<<<<

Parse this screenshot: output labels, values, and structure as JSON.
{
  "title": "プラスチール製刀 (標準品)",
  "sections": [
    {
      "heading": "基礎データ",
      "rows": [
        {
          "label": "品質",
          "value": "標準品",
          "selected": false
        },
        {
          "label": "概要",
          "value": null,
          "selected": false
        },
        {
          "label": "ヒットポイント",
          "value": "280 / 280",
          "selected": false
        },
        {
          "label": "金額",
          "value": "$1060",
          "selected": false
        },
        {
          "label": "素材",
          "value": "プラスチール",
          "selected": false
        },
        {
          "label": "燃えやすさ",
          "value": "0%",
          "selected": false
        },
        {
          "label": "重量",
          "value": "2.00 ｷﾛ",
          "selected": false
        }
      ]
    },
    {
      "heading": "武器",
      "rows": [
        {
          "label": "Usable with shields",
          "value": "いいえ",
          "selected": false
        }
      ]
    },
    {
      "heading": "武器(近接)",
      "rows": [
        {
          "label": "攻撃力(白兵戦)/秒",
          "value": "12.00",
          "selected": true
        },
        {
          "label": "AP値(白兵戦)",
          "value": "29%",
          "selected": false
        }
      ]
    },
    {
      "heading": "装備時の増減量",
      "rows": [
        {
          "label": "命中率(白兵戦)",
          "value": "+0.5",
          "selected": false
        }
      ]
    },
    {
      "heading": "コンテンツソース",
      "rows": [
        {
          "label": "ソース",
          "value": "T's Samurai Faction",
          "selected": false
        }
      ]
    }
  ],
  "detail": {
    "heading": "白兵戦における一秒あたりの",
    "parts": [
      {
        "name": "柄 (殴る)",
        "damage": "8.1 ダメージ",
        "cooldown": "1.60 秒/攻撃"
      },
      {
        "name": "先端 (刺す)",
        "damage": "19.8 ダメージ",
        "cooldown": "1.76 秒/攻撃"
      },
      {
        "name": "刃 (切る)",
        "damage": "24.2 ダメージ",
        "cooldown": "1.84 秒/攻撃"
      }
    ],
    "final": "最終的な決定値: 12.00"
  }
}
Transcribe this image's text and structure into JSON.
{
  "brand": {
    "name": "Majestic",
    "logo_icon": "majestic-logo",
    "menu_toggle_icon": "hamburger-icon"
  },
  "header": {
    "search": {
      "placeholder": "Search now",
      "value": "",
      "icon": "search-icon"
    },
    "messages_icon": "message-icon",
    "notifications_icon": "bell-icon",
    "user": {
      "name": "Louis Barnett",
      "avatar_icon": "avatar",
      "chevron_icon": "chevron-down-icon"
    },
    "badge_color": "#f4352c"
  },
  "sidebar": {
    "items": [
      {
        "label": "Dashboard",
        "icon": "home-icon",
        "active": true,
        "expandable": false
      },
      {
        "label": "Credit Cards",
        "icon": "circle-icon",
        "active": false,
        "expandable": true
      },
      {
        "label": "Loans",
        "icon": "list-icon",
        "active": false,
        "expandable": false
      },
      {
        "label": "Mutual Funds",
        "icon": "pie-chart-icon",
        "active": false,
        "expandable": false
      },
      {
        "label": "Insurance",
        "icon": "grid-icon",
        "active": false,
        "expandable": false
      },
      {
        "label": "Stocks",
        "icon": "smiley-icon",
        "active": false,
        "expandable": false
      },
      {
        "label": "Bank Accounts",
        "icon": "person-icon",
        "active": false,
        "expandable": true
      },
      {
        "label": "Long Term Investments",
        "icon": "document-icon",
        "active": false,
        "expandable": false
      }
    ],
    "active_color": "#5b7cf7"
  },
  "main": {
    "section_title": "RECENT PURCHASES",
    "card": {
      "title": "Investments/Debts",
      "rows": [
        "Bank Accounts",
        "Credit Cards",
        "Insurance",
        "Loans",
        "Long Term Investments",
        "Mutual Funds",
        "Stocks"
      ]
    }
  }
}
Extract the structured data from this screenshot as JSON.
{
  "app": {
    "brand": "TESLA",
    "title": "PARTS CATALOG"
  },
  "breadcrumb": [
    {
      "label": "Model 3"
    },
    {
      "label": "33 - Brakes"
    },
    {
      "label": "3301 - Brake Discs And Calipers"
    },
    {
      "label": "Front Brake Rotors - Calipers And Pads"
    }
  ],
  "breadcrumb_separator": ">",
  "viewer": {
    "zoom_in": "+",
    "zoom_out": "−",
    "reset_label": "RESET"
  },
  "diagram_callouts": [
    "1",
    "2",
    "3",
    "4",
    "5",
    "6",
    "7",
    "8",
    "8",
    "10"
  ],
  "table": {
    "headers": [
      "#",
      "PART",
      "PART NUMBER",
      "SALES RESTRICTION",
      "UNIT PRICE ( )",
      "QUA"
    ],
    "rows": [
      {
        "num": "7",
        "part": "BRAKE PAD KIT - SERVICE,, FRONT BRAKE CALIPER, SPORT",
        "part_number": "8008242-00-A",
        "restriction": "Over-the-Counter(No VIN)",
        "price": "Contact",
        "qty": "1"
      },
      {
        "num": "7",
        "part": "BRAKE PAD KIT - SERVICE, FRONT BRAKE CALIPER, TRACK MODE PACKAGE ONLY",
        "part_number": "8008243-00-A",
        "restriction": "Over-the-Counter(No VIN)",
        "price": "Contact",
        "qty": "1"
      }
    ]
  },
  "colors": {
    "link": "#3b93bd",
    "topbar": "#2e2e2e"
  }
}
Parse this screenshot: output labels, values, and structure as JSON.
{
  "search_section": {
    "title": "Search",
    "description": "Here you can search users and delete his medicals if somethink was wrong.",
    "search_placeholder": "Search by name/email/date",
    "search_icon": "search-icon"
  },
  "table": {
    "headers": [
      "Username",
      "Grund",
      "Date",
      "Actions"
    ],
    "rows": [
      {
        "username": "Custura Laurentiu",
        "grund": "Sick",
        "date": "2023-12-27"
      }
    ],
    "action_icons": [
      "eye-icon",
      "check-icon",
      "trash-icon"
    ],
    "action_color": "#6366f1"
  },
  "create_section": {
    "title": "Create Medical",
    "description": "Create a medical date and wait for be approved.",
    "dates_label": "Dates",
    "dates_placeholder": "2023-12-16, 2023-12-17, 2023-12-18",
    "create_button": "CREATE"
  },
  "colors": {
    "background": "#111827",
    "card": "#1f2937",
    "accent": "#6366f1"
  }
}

>>>>

> [Given request]: Look through the material above and pick out each line holding the word "JSON".

> [The output]:
Parse this screenshot: output labels, values, and structure as JSON.
Transcribe this image's text and structure into JSON.
Extract the structured data from this screenshot as JSON.
Parse this screenshot: output labels, values, and structure as JSON.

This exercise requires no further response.